▸ Task to complete:
Skip the pictures. Quote every line below, exactly, from the one with "Enumerate this screenshot's" through the final line.

** start of Input **

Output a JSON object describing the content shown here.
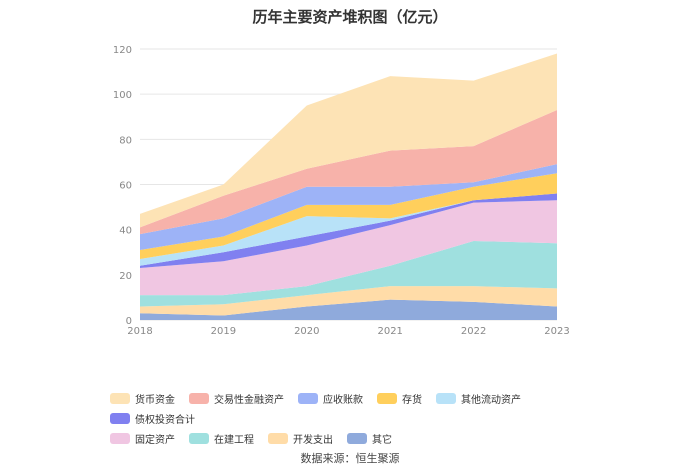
{
  "chart_data": {
    "type": "area",
    "stacked": true,
    "title": "历年主要资产堆积图（亿元）",
    "x": [
      "2018",
      "2019",
      "2020",
      "2021",
      "2022",
      "2023"
    ],
    "ylim": [
      0,
      120
    ],
    "yticks": [
      0,
      20,
      40,
      60,
      80,
      100,
      120
    ],
    "grid": true,
    "legend_position": "bottom",
    "series": [
      {
        "name": "其它",
        "color": "#8faadc",
        "values": [
          3,
          2,
          6,
          9,
          8,
          6
        ]
      },
      {
        "name": "开发支出",
        "color": "#ffdca8",
        "values": [
          3,
          5,
          5,
          6,
          7,
          8
        ]
      },
      {
        "name": "在建工程",
        "color": "#9fe0df",
        "values": [
          5,
          4,
          4,
          9,
          20,
          20
        ]
      },
      {
        "name": "固定资产",
        "color": "#f0c6e2",
        "values": [
          12,
          15,
          18,
          18,
          17,
          19
        ]
      },
      {
        "name": "债权投资合计",
        "color": "#8080f0",
        "values": [
          1,
          4,
          4,
          2,
          1,
          3
        ]
      },
      {
        "name": "其他流动资产",
        "color": "#b8e2f8",
        "values": [
          3,
          3,
          9,
          1,
          0,
          0
        ]
      },
      {
        "name": "存货",
        "color": "#ffcf5c",
        "values": [
          4,
          4,
          5,
          6,
          6,
          9
        ]
      },
      {
        "name": "应收账款",
        "color": "#9db3f7",
        "values": [
          7,
          8,
          8,
          8,
          2,
          4
        ]
      },
      {
        "name": "交易性金融资产",
        "color": "#f7b2aa",
        "values": [
          3,
          10,
          8,
          16,
          16,
          24
        ]
      },
      {
        "name": "货币资金",
        "color": "#fde3b5",
        "values": [
          6,
          5,
          28,
          33,
          29,
          25
        ]
      }
    ]
  },
  "legend": {
    "row1": [
      {
        "name": "货币资金",
        "color": "#fde3b5"
      },
      {
        "name": "交易性金融资产",
        "color": "#f7b2aa"
      },
      {
        "name": "应收账款",
        "color": "#9db3f7"
      },
      {
        "name": "存货",
        "color": "#ffcf5c"
      },
      {
        "name": "其他流动资产",
        "color": "#b8e2f8"
      },
      {
        "name": "债权投资合计",
        "color": "#8080f0"
      }
    ],
    "row2": [
      {
        "name": "固定资产",
        "color": "#f0c6e2"
      },
      {
        "name": "在建工程",
        "color": "#9fe0df"
      },
      {
        "name": "开发支出",
        "color": "#ffdca8"
      },
      {
        "name": "其它",
        "color": "#8faadc"
      }
    ]
  },
  "source": "数据来源：恒生聚源"
}
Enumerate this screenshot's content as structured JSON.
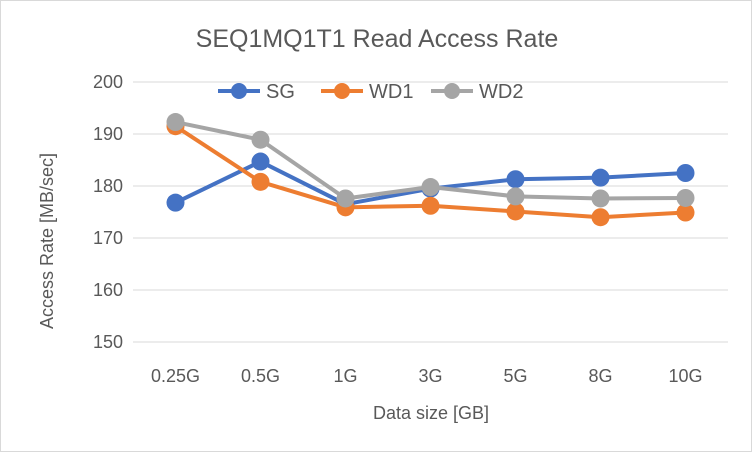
{
  "chart_data": {
    "type": "line",
    "title": "SEQ1MQ1T1 Read Access Rate",
    "xlabel": "Data size [GB]",
    "ylabel": "Access Rate [MB/sec]",
    "categories": [
      "0.25G",
      "0.5G",
      "1G",
      "3G",
      "5G",
      "8G",
      "10G"
    ],
    "ylim": [
      150,
      200
    ],
    "yticks": [
      150,
      160,
      170,
      180,
      190,
      200
    ],
    "grid": true,
    "legend_position": "top",
    "series": [
      {
        "name": "SG",
        "color": "#4472c4",
        "values": [
          176.8,
          184.7,
          176.5,
          179.5,
          181.3,
          181.6,
          182.5
        ]
      },
      {
        "name": "WD1",
        "color": "#ed7d31",
        "values": [
          191.5,
          180.8,
          175.9,
          176.2,
          175.1,
          174.0,
          174.9
        ]
      },
      {
        "name": "WD2",
        "color": "#a5a5a5",
        "values": [
          192.3,
          188.9,
          177.6,
          179.8,
          178.0,
          177.6,
          177.7
        ]
      }
    ]
  }
}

** end of Input **

▸ Task response:
Enumerate this screenshot's content as structured JSON.
{
  "chart_data": {
    "type": "line",
    "title": "SEQ1MQ1T1 Read Access Rate",
    "xlabel": "Data size [GB]",
    "ylabel": "Access Rate [MB/sec]",
    "categories": [
      "0.25G",
      "0.5G",
      "1G",
      "3G",
      "5G",
      "8G",
      "10G"
    ],
    "ylim": [
      150,
      200
    ],
    "yticks": [
      150,
      160,
      170,
      180,
      190,
      200
    ],
    "grid": true,
    "legend_position": "top",
    "series": [
      {
        "name": "SG",
        "color": "#4472c4",
        "values": [
          176.8,
          184.7,
          176.5,
          179.5,
          181.3,
          181.6,
          182.5
        ]
      },
      {
        "name": "WD1",
        "color": "#ed7d31",
        "values": [
          191.5,
          180.8,
          175.9,
          176.2,
          175.1,
          174.0,
          174.9
        ]
      },
      {
        "name": "WD2",
        "color": "#a5a5a5",
        "values": [
          192.3,
          188.9,
          177.6,
          179.8,
          178.0,
          177.6,
          177.7
        ]
      }
    ]
  }
}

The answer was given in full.